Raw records
-- begin --

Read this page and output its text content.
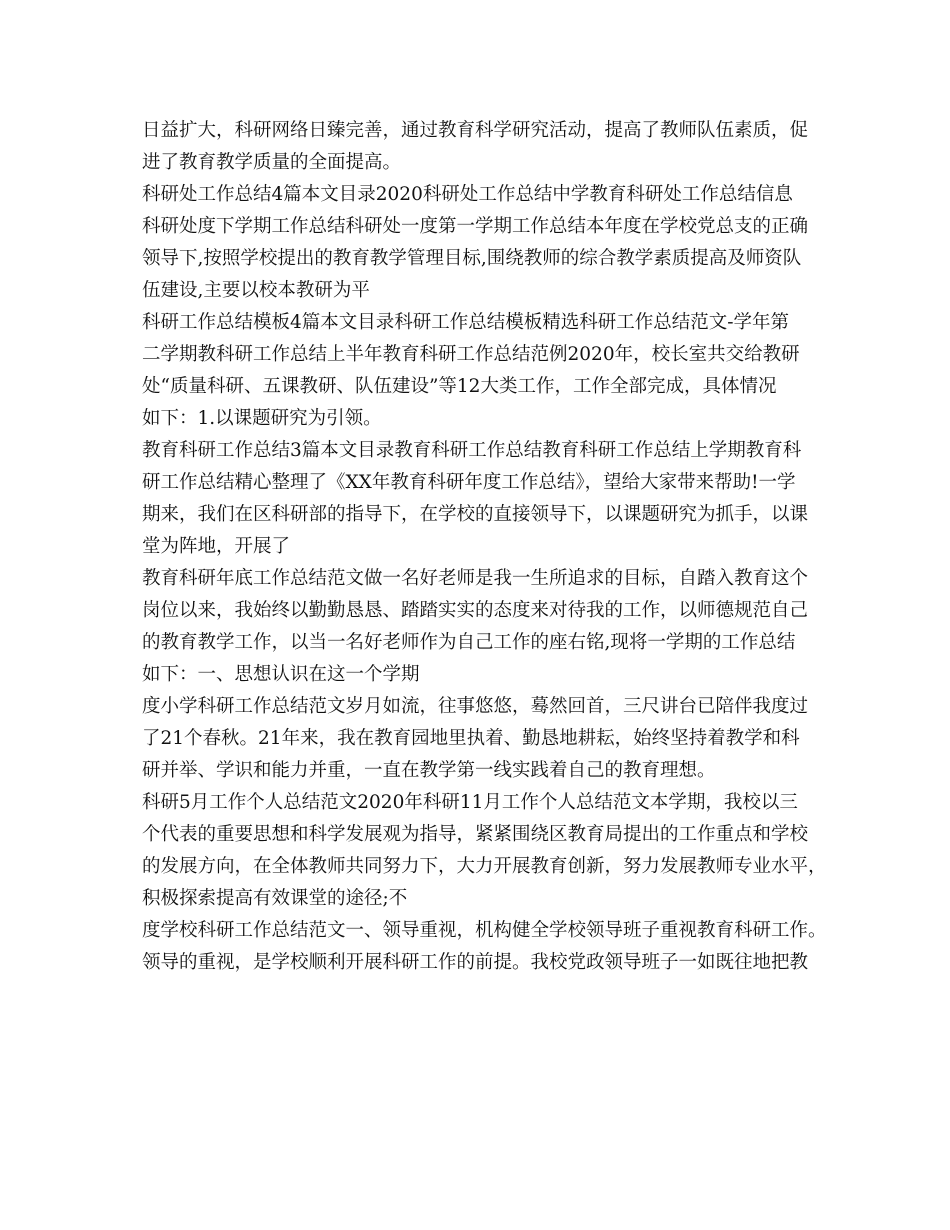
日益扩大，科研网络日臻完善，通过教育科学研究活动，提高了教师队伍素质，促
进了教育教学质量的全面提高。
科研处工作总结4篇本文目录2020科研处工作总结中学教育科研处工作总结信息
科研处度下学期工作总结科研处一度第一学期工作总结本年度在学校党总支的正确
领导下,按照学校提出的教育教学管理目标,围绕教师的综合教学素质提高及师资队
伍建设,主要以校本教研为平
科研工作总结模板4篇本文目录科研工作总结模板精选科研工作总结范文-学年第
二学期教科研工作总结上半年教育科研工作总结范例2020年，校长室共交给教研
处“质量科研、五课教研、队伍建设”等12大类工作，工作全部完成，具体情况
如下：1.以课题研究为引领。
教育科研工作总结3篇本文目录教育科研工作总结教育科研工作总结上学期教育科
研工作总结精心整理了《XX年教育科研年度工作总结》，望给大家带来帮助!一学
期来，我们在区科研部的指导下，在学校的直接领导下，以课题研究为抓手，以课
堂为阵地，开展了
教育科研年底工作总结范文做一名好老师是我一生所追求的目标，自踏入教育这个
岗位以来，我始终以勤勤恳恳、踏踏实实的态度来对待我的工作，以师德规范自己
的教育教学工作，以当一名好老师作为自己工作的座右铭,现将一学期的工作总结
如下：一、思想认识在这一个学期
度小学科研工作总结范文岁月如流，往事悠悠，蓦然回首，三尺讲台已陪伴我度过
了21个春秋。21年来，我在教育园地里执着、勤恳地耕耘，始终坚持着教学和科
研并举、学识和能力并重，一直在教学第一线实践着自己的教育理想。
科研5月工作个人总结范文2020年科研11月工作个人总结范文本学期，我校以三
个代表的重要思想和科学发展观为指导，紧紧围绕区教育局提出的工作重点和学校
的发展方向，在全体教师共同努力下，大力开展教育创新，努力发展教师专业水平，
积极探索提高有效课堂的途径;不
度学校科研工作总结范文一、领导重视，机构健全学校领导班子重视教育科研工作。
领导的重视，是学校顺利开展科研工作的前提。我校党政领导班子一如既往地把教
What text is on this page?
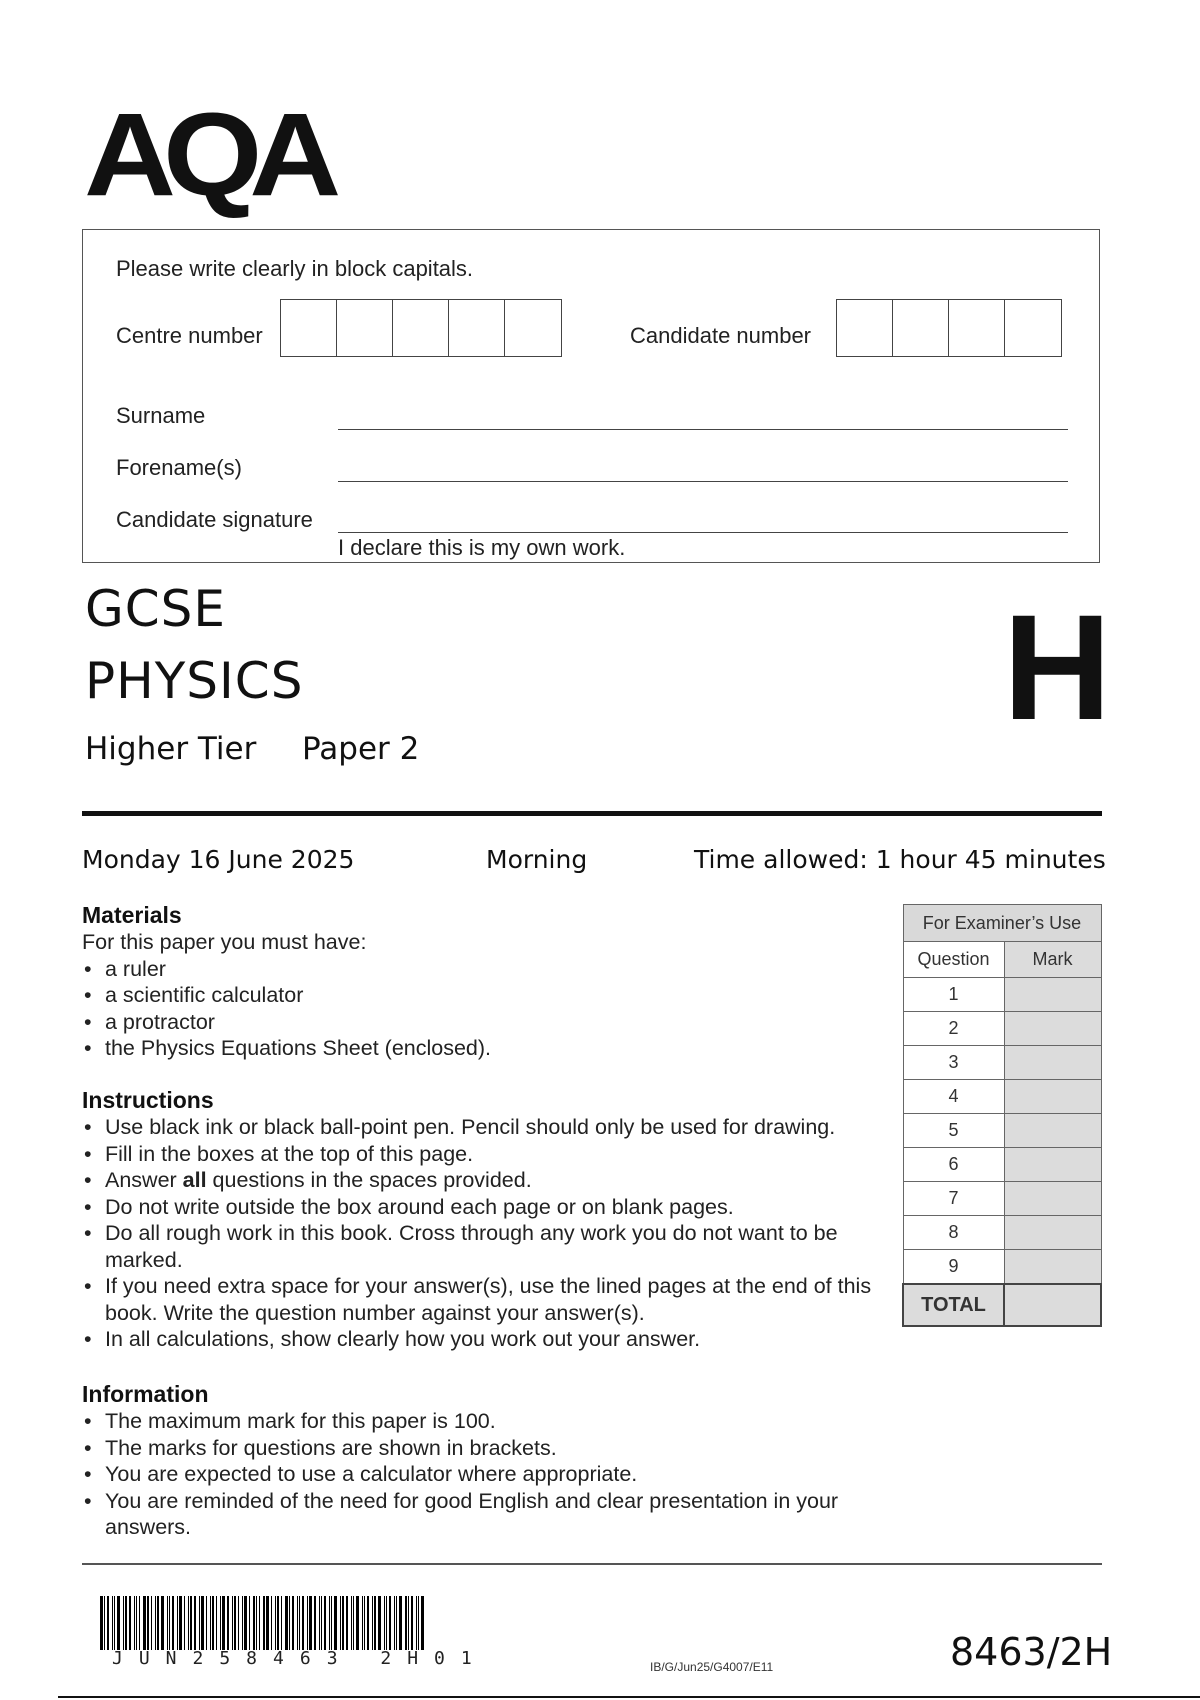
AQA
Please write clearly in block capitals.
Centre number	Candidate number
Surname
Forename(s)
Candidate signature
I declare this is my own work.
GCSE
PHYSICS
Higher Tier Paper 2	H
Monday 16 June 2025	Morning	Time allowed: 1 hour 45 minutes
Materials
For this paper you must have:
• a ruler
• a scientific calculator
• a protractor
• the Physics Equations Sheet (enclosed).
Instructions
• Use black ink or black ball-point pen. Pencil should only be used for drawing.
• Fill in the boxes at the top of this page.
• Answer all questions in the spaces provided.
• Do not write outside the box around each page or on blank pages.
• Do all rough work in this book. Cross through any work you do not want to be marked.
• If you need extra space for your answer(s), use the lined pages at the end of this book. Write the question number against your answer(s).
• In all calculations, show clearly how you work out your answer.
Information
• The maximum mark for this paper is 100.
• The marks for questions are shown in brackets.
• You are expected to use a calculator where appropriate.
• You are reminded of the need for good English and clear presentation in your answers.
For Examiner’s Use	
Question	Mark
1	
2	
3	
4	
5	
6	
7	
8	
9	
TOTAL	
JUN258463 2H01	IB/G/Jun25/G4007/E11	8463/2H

-- end --

### Written exercise
Do not copy the pictures, but repeat every line exactly.

### Answer for the task
Read this page and output its text content.
日益扩大，科研网络日臻完善，通过教育科学研究活动，提高了教师队伍素质，促
进了教育教学质量的全面提高。
科研处工作总结4篇本文目录2020科研处工作总结中学教育科研处工作总结信息
科研处度下学期工作总结科研处一度第一学期工作总结本年度在学校党总支的正确
领导下,按照学校提出的教育教学管理目标,围绕教师的综合教学素质提高及师资队
伍建设,主要以校本教研为平
科研工作总结模板4篇本文目录科研工作总结模板精选科研工作总结范文-学年第
二学期教科研工作总结上半年教育科研工作总结范例2020年，校长室共交给教研
处“质量科研、五课教研、队伍建设”等12大类工作，工作全部完成，具体情况
如下：1.以课题研究为引领。
教育科研工作总结3篇本文目录教育科研工作总结教育科研工作总结上学期教育科
研工作总结精心整理了《XX年教育科研年度工作总结》，望给大家带来帮助!一学
期来，我们在区科研部的指导下，在学校的直接领导下，以课题研究为抓手，以课
堂为阵地，开展了
教育科研年底工作总结范文做一名好老师是我一生所追求的目标，自踏入教育这个
岗位以来，我始终以勤勤恳恳、踏踏实实的态度来对待我的工作，以师德规范自己
的教育教学工作，以当一名好老师作为自己工作的座右铭,现将一学期的工作总结
如下：一、思想认识在这一个学期
度小学科研工作总结范文岁月如流，往事悠悠，蓦然回首，三尺讲台已陪伴我度过
了21个春秋。21年来，我在教育园地里执着、勤恳地耕耘，始终坚持着教学和科
研并举、学识和能力并重，一直在教学第一线实践着自己的教育理想。
科研5月工作个人总结范文2020年科研11月工作个人总结范文本学期，我校以三
个代表的重要思想和科学发展观为指导，紧紧围绕区教育局提出的工作重点和学校
的发展方向，在全体教师共同努力下，大力开展教育创新，努力发展教师专业水平，
积极探索提高有效课堂的途径;不
度学校科研工作总结范文一、领导重视，机构健全学校领导班子重视教育科研工作。
领导的重视，是学校顺利开展科研工作的前提。我校党政领导班子一如既往地把教
What text is on this page?
AQA
Please write clearly in block capitals.
Centre number	Candidate number
Surname
Forename(s)
Candidate signature
I declare this is my own work.
GCSE
PHYSICS
Higher Tier Paper 2	H
Monday 16 June 2025	Morning	Time allowed: 1 hour 45 minutes
Materials
For this paper you must have:
• a ruler
• a scientific calculator
• a protractor
• the Physics Equations Sheet (enclosed).
Instructions
• Use black ink or black ball-point pen. Pencil should only be used for drawing.
• Fill in the boxes at the top of this page.
• Answer all questions in the spaces provided.
• Do not write outside the box around each page or on blank pages.
• Do all rough work in this book. Cross through any work you do not want to be marked.
• If you need extra space for your answer(s), use the lined pages at the end of this book. Write the question number against your answer(s).
• In all calculations, show clearly how you work out your answer.
Information
• The maximum mark for this paper is 100.
• The marks for questions are shown in brackets.
• You are expected to use a calculator where appropriate.
• You are reminded of the need for good English and clear presentation in your answers.
For Examiner’s Use	
Question	Mark
1	
2	
3	
4	
5	
6	
7	
8	
9	
TOTAL	
JUN258463 2H01	IB/G/Jun25/G4007/E11	8463/2H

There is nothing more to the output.